(Records from a data collection)
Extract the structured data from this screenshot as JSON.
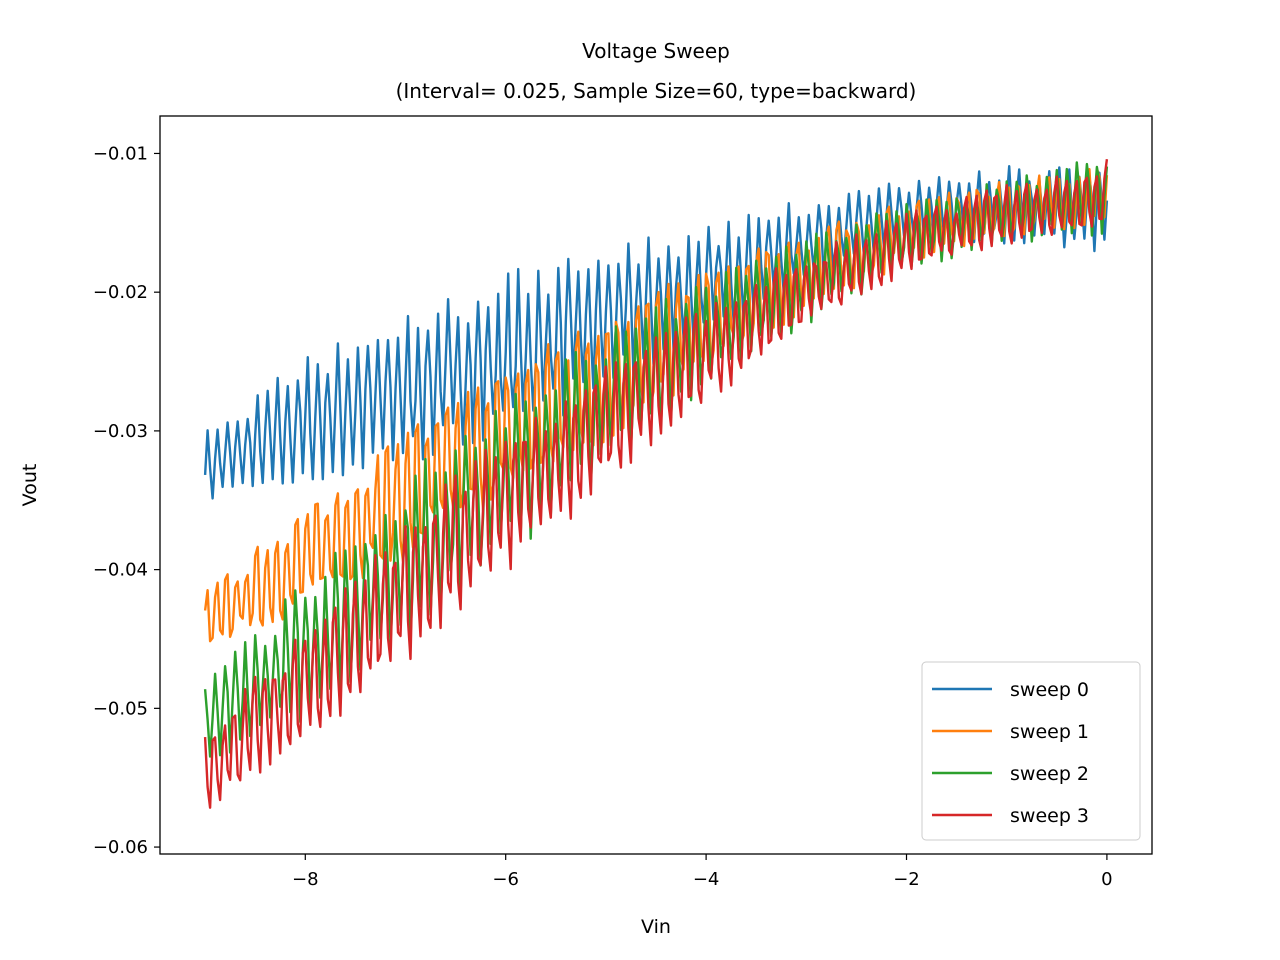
{
  "chart_data": {
    "type": "line",
    "title": "Voltage Sweep",
    "subtitle": "(Interval= 0.025, Sample Size=60, type=backward)",
    "xlabel": "Vin",
    "ylabel": "Vout",
    "xlim": [
      -9.45,
      0.45
    ],
    "ylim": [
      -0.0605,
      -0.0073
    ],
    "xticks": [
      -8,
      -6,
      -4,
      -2,
      0
    ],
    "xtick_labels": [
      "−8",
      "−6",
      "−4",
      "−2",
      "0"
    ],
    "yticks": [
      -0.01,
      -0.02,
      -0.03,
      -0.04,
      -0.05,
      -0.06
    ],
    "ytick_labels": [
      "−0.01",
      "−0.02",
      "−0.03",
      "−0.04",
      "−0.05",
      "−0.06"
    ],
    "grid": false,
    "legend_position": "lower-right",
    "x_range": [
      -9,
      0
    ],
    "x_step": 0.025,
    "series": [
      {
        "name": "sweep 0",
        "color": "#1f77b4",
        "envelope_x": [
          -9,
          -8,
          -7,
          -6,
          -5,
          -4,
          -3,
          -2,
          -1,
          0
        ],
        "envelope_upper": [
          -0.03,
          -0.0245,
          -0.0215,
          -0.0185,
          -0.0165,
          -0.0152,
          -0.0132,
          -0.0118,
          -0.0108,
          -0.0105
        ],
        "envelope_lower": [
          -0.0352,
          -0.0342,
          -0.0325,
          -0.031,
          -0.0275,
          -0.0235,
          -0.0195,
          -0.017,
          -0.0165,
          -0.0172
        ]
      },
      {
        "name": "sweep 1",
        "color": "#ff7f0e",
        "envelope_x": [
          -9,
          -8,
          -7,
          -6,
          -5,
          -4,
          -3,
          -2,
          -1,
          0
        ],
        "envelope_upper": [
          -0.041,
          -0.0345,
          -0.0285,
          -0.024,
          -0.0205,
          -0.0172,
          -0.015,
          -0.0128,
          -0.0115,
          -0.01
        ],
        "envelope_lower": [
          -0.0468,
          -0.0438,
          -0.0405,
          -0.036,
          -0.032,
          -0.027,
          -0.022,
          -0.0185,
          -0.0165,
          -0.0158
        ]
      },
      {
        "name": "sweep 2",
        "color": "#2ca02c",
        "envelope_x": [
          -9,
          -8,
          -7,
          -6,
          -5,
          -4,
          -3,
          -2,
          -1,
          0
        ],
        "envelope_upper": [
          -0.048,
          -0.0405,
          -0.033,
          -0.027,
          -0.0225,
          -0.019,
          -0.0158,
          -0.0135,
          -0.0118,
          -0.01
        ],
        "envelope_lower": [
          -0.0545,
          -0.051,
          -0.0455,
          -0.0395,
          -0.033,
          -0.027,
          -0.0225,
          -0.0185,
          -0.0165,
          -0.016
        ]
      },
      {
        "name": "sweep 3",
        "color": "#d62728",
        "envelope_x": [
          -9,
          -8,
          -7,
          -6,
          -5,
          -4,
          -3,
          -2,
          -1,
          0
        ],
        "envelope_upper": [
          -0.051,
          -0.0435,
          -0.0355,
          -0.029,
          -0.0245,
          -0.0205,
          -0.0168,
          -0.014,
          -0.012,
          -0.01
        ],
        "envelope_lower": [
          -0.0578,
          -0.0535,
          -0.0475,
          -0.0415,
          -0.0345,
          -0.0285,
          -0.023,
          -0.019,
          -0.0168,
          -0.016
        ]
      }
    ]
  }
}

* [Task goal]:
Copy every line above that holds the word "name".

* [Answer for the task]:
        "name": "sweep 0",
        "name": "sweep 1",
        "name": "sweep 2",
        "name": "sweep 3",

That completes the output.